• _WHAT YOU SHOULD DO_: Below are the entries; output exactly the lines from the one containing "What does this" through the final line, inclusive.

[BEGIN]

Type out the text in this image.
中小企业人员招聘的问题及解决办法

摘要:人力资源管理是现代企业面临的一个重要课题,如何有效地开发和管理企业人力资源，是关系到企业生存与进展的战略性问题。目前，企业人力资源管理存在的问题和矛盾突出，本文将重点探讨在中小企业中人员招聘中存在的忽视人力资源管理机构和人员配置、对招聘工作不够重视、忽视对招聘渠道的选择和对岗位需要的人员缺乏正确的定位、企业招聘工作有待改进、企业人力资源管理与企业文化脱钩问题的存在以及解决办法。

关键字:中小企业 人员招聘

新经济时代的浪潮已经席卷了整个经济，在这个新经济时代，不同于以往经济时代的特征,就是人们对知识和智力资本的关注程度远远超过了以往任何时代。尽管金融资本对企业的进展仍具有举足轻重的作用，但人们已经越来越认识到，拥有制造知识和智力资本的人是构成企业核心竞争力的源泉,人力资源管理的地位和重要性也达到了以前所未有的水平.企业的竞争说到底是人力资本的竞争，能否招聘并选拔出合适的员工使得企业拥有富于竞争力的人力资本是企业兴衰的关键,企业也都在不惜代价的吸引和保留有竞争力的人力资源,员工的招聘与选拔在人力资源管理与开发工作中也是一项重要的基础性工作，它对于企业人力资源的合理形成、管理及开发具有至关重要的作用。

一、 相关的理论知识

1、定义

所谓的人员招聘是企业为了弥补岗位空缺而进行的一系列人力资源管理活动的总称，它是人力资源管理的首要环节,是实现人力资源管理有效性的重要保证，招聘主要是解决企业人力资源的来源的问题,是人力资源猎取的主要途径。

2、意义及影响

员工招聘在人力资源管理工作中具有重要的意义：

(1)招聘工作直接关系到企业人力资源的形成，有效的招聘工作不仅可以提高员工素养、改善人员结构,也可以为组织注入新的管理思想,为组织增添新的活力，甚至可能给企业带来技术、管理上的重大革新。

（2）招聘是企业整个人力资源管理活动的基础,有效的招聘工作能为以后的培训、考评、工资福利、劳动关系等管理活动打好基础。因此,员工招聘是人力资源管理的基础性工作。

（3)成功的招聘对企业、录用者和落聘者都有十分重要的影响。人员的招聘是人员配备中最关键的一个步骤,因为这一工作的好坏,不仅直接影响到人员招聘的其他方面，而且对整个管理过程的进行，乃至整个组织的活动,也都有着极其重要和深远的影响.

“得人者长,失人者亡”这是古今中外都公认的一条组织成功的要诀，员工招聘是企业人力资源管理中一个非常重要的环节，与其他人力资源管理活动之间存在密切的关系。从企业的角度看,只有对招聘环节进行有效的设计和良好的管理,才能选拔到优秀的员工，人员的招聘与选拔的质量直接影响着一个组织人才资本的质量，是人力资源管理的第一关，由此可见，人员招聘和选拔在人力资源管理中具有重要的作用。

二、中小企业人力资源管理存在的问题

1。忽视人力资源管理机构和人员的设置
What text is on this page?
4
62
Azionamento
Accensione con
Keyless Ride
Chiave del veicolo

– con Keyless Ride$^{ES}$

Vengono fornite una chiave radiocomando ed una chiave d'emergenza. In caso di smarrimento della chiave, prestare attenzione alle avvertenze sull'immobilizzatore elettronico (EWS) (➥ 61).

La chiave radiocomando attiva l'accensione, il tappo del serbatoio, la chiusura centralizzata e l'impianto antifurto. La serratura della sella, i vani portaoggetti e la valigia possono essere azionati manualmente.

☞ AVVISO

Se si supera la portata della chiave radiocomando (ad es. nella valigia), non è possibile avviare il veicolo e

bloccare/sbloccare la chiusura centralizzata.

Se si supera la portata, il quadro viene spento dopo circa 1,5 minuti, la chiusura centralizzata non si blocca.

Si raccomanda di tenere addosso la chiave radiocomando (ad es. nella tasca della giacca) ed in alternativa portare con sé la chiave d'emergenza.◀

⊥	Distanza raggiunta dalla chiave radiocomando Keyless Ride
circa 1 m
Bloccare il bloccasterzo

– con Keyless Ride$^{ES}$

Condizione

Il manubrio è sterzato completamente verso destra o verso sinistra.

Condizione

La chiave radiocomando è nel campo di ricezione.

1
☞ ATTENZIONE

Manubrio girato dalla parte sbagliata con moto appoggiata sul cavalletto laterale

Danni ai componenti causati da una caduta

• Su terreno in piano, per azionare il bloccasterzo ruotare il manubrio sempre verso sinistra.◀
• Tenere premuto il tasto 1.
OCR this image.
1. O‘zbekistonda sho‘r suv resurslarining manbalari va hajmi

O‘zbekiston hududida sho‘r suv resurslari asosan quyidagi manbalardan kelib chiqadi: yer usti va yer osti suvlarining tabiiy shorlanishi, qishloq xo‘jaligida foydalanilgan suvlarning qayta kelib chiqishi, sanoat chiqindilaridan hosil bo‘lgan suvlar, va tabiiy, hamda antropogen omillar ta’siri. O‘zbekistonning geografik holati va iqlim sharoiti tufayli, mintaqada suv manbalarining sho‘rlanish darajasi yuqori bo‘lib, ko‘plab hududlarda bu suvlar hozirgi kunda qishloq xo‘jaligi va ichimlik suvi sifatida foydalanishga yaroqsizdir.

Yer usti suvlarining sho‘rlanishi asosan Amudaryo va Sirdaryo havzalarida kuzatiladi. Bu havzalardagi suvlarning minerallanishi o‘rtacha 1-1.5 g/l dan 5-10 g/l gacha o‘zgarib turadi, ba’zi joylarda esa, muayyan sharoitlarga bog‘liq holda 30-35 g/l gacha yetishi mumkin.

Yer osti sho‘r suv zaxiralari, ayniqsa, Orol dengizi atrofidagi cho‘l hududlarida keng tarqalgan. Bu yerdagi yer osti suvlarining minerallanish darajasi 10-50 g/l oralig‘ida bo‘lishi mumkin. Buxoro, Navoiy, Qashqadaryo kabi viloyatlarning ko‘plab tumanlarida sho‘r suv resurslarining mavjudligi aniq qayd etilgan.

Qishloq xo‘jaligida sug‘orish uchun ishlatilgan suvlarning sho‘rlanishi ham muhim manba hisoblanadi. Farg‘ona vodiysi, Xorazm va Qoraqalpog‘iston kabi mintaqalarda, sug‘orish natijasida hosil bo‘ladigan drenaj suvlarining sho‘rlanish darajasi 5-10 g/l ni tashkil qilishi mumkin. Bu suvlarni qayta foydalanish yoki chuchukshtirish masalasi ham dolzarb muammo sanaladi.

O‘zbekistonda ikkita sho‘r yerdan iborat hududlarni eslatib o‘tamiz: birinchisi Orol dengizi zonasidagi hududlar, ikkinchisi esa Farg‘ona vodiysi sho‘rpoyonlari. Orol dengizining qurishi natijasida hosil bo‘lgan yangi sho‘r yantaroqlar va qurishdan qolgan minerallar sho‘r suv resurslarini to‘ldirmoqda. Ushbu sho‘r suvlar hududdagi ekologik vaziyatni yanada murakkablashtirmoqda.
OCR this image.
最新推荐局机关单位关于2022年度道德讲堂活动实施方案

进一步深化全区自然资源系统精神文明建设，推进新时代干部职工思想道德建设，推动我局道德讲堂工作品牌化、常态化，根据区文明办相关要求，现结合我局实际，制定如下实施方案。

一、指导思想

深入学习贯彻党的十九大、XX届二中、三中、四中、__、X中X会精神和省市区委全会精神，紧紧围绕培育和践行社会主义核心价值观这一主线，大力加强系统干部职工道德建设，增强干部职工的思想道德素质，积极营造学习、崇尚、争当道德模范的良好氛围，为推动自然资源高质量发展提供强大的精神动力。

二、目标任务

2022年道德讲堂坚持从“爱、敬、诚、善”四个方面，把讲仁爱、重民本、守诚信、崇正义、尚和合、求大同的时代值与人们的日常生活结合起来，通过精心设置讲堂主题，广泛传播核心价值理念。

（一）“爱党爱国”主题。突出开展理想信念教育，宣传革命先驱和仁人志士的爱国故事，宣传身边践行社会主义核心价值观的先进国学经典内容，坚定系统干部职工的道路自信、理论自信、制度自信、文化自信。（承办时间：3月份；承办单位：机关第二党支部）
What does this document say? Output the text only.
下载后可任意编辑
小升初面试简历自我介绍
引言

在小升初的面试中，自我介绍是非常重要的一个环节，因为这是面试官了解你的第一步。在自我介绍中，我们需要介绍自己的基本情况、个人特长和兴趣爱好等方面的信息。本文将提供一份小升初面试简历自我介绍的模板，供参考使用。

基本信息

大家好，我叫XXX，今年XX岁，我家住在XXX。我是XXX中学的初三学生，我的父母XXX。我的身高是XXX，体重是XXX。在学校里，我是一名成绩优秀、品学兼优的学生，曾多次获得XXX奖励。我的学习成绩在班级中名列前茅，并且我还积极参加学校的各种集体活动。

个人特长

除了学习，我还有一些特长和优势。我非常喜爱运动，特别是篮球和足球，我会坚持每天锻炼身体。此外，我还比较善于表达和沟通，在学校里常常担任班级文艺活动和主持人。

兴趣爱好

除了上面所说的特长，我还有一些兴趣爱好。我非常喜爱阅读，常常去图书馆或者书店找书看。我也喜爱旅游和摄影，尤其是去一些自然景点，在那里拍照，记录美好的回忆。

[END]

• _FINISHED EXERCISE_:
What does this document say? Output the text only.
下载后可任意编辑
小升初面试简历自我介绍
引言

在小升初的面试中，自我介绍是非常重要的一个环节，因为这是面试官了解你的第一步。在自我介绍中，我们需要介绍自己的基本情况、个人特长和兴趣爱好等方面的信息。本文将提供一份小升初面试简历自我介绍的模板，供参考使用。

基本信息

大家好，我叫XXX，今年XX岁，我家住在XXX。我是XXX中学的初三学生，我的父母XXX。我的身高是XXX，体重是XXX。在学校里，我是一名成绩优秀、品学兼优的学生，曾多次获得XXX奖励。我的学习成绩在班级中名列前茅，并且我还积极参加学校的各种集体活动。

个人特长

除了学习，我还有一些特长和优势。我非常喜爱运动，特别是篮球和足球，我会坚持每天锻炼身体。此外，我还比较善于表达和沟通，在学校里常常担任班级文艺活动和主持人。

兴趣爱好

除了上面所说的特长，我还有一些兴趣爱好。我非常喜爱阅读，常常去图书馆或者书店找书看。我也喜爱旅游和摄影，尤其是去一些自然景点，在那里拍照，记录美好的回忆。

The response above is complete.